* WHAT NEEDS TO BE DONE *
All entries must be extracted exactly, with nothing added or dropped.

Items from a figure collection
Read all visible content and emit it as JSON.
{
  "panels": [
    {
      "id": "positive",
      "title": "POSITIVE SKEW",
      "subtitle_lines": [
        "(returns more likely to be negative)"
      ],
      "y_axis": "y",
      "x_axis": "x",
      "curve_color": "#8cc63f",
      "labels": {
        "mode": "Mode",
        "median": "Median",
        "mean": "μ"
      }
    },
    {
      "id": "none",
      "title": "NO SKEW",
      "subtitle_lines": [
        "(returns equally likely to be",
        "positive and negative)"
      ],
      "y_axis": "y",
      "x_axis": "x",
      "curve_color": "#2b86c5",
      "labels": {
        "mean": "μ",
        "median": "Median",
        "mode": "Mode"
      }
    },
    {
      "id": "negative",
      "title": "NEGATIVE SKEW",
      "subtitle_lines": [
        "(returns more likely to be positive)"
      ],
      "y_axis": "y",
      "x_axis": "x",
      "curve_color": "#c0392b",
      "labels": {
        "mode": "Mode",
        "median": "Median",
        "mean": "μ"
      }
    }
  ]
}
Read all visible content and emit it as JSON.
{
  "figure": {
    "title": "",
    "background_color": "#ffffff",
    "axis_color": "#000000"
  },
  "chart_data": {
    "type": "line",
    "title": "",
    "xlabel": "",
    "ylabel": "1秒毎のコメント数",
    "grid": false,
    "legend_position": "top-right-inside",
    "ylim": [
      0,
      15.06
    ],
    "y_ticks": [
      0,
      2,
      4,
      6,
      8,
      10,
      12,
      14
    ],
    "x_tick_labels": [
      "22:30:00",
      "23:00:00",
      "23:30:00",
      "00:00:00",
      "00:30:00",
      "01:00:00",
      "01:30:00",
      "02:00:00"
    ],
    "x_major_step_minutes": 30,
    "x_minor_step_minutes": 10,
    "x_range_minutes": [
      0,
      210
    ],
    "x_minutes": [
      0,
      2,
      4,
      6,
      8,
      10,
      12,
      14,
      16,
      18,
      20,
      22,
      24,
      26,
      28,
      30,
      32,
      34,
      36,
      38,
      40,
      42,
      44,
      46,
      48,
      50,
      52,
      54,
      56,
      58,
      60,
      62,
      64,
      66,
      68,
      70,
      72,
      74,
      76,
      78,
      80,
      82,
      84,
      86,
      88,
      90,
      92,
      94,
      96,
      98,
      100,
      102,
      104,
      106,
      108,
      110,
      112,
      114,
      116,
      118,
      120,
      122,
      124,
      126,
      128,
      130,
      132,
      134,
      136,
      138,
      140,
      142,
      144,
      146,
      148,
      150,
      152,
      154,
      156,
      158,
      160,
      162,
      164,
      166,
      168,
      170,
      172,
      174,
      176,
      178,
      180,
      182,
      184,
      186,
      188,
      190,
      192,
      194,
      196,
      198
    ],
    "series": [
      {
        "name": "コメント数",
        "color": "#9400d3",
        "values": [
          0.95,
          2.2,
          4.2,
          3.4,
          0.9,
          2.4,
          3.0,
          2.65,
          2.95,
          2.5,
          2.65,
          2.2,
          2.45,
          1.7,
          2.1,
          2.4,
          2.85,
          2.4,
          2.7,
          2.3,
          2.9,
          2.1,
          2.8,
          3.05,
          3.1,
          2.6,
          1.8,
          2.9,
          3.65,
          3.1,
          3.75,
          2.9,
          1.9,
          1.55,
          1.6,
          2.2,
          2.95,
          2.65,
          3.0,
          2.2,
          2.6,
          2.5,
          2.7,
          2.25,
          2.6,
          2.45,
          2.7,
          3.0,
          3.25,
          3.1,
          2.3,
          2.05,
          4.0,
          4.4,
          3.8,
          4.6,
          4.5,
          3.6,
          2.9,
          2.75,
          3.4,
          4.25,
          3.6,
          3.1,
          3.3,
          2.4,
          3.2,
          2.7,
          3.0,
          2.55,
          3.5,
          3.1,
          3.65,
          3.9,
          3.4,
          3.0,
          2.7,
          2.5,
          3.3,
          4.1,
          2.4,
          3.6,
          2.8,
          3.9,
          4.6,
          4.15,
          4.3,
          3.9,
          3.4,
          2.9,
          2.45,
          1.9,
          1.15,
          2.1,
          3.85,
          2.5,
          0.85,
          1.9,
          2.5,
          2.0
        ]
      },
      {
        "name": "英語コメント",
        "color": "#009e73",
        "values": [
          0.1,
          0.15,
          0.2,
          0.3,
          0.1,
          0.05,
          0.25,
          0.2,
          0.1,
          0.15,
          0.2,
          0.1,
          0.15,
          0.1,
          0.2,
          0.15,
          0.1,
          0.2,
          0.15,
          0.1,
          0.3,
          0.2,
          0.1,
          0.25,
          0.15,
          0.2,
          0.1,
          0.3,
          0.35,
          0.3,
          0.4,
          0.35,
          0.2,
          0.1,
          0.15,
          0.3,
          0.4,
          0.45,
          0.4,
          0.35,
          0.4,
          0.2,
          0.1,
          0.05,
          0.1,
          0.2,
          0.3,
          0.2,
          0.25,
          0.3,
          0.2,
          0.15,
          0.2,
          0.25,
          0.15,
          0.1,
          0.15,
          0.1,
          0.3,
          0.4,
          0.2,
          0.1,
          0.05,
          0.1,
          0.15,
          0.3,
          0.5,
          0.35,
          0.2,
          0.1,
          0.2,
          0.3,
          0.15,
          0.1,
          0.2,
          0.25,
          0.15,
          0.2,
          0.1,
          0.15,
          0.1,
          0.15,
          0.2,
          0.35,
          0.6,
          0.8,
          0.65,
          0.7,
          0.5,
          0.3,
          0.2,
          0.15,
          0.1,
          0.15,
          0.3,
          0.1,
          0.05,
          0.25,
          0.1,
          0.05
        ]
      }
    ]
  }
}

* TASK SOLUTION *
Read all visible content and emit it as JSON.
{
  "panels": [
    {
      "id": "positive",
      "title": "POSITIVE SKEW",
      "subtitle_lines": [
        "(returns more likely to be negative)"
      ],
      "y_axis": "y",
      "x_axis": "x",
      "curve_color": "#8cc63f",
      "labels": {
        "mode": "Mode",
        "median": "Median",
        "mean": "μ"
      }
    },
    {
      "id": "none",
      "title": "NO SKEW",
      "subtitle_lines": [
        "(returns equally likely to be",
        "positive and negative)"
      ],
      "y_axis": "y",
      "x_axis": "x",
      "curve_color": "#2b86c5",
      "labels": {
        "mean": "μ",
        "median": "Median",
        "mode": "Mode"
      }
    },
    {
      "id": "negative",
      "title": "NEGATIVE SKEW",
      "subtitle_lines": [
        "(returns more likely to be positive)"
      ],
      "y_axis": "y",
      "x_axis": "x",
      "curve_color": "#c0392b",
      "labels": {
        "mode": "Mode",
        "median": "Median",
        "mean": "μ"
      }
    }
  ]
}
Read all visible content and emit it as JSON.
{
  "figure": {
    "title": "",
    "background_color": "#ffffff",
    "axis_color": "#000000"
  },
  "chart_data": {
    "type": "line",
    "title": "",
    "xlabel": "",
    "ylabel": "1秒毎のコメント数",
    "grid": false,
    "legend_position": "top-right-inside",
    "ylim": [
      0,
      15.06
    ],
    "y_ticks": [
      0,
      2,
      4,
      6,
      8,
      10,
      12,
      14
    ],
    "x_tick_labels": [
      "22:30:00",
      "23:00:00",
      "23:30:00",
      "00:00:00",
      "00:30:00",
      "01:00:00",
      "01:30:00",
      "02:00:00"
    ],
    "x_major_step_minutes": 30,
    "x_minor_step_minutes": 10,
    "x_range_minutes": [
      0,
      210
    ],
    "x_minutes": [
      0,
      2,
      4,
      6,
      8,
      10,
      12,
      14,
      16,
      18,
      20,
      22,
      24,
      26,
      28,
      30,
      32,
      34,
      36,
      38,
      40,
      42,
      44,
      46,
      48,
      50,
      52,
      54,
      56,
      58,
      60,
      62,
      64,
      66,
      68,
      70,
      72,
      74,
      76,
      78,
      80,
      82,
      84,
      86,
      88,
      90,
      92,
      94,
      96,
      98,
      100,
      102,
      104,
      106,
      108,
      110,
      112,
      114,
      116,
      118,
      120,
      122,
      124,
      126,
      128,
      130,
      132,
      134,
      136,
      138,
      140,
      142,
      144,
      146,
      148,
      150,
      152,
      154,
      156,
      158,
      160,
      162,
      164,
      166,
      168,
      170,
      172,
      174,
      176,
      178,
      180,
      182,
      184,
      186,
      188,
      190,
      192,
      194,
      196,
      198
    ],
    "series": [
      {
        "name": "コメント数",
        "color": "#9400d3",
        "values": [
          0.95,
          2.2,
          4.2,
          3.4,
          0.9,
          2.4,
          3.0,
          2.65,
          2.95,
          2.5,
          2.65,
          2.2,
          2.45,
          1.7,
          2.1,
          2.4,
          2.85,
          2.4,
          2.7,
          2.3,
          2.9,
          2.1,
          2.8,
          3.05,
          3.1,
          2.6,
          1.8,
          2.9,
          3.65,
          3.1,
          3.75,
          2.9,
          1.9,
          1.55,
          1.6,
          2.2,
          2.95,
          2.65,
          3.0,
          2.2,
          2.6,
          2.5,
          2.7,
          2.25,
          2.6,
          2.45,
          2.7,
          3.0,
          3.25,
          3.1,
          2.3,
          2.05,
          4.0,
          4.4,
          3.8,
          4.6,
          4.5,
          3.6,
          2.9,
          2.75,
          3.4,
          4.25,
          3.6,
          3.1,
          3.3,
          2.4,
          3.2,
          2.7,
          3.0,
          2.55,
          3.5,
          3.1,
          3.65,
          3.9,
          3.4,
          3.0,
          2.7,
          2.5,
          3.3,
          4.1,
          2.4,
          3.6,
          2.8,
          3.9,
          4.6,
          4.15,
          4.3,
          3.9,
          3.4,
          2.9,
          2.45,
          1.9,
          1.15,
          2.1,
          3.85,
          2.5,
          0.85,
          1.9,
          2.5,
          2.0
        ]
      },
      {
        "name": "英語コメント",
        "color": "#009e73",
        "values": [
          0.1,
          0.15,
          0.2,
          0.3,
          0.1,
          0.05,
          0.25,
          0.2,
          0.1,
          0.15,
          0.2,
          0.1,
          0.15,
          0.1,
          0.2,
          0.15,
          0.1,
          0.2,
          0.15,
          0.1,
          0.3,
          0.2,
          0.1,
          0.25,
          0.15,
          0.2,
          0.1,
          0.3,
          0.35,
          0.3,
          0.4,
          0.35,
          0.2,
          0.1,
          0.15,
          0.3,
          0.4,
          0.45,
          0.4,
          0.35,
          0.4,
          0.2,
          0.1,
          0.05,
          0.1,
          0.2,
          0.3,
          0.2,
          0.25,
          0.3,
          0.2,
          0.15,
          0.2,
          0.25,
          0.15,
          0.1,
          0.15,
          0.1,
          0.3,
          0.4,
          0.2,
          0.1,
          0.05,
          0.1,
          0.15,
          0.3,
          0.5,
          0.35,
          0.2,
          0.1,
          0.2,
          0.3,
          0.15,
          0.1,
          0.2,
          0.25,
          0.15,
          0.2,
          0.1,
          0.15,
          0.1,
          0.15,
          0.2,
          0.35,
          0.6,
          0.8,
          0.65,
          0.7,
          0.5,
          0.3,
          0.2,
          0.15,
          0.1,
          0.15,
          0.3,
          0.1,
          0.05,
          0.25,
          0.1,
          0.05
        ]
      }
    ]
  }
}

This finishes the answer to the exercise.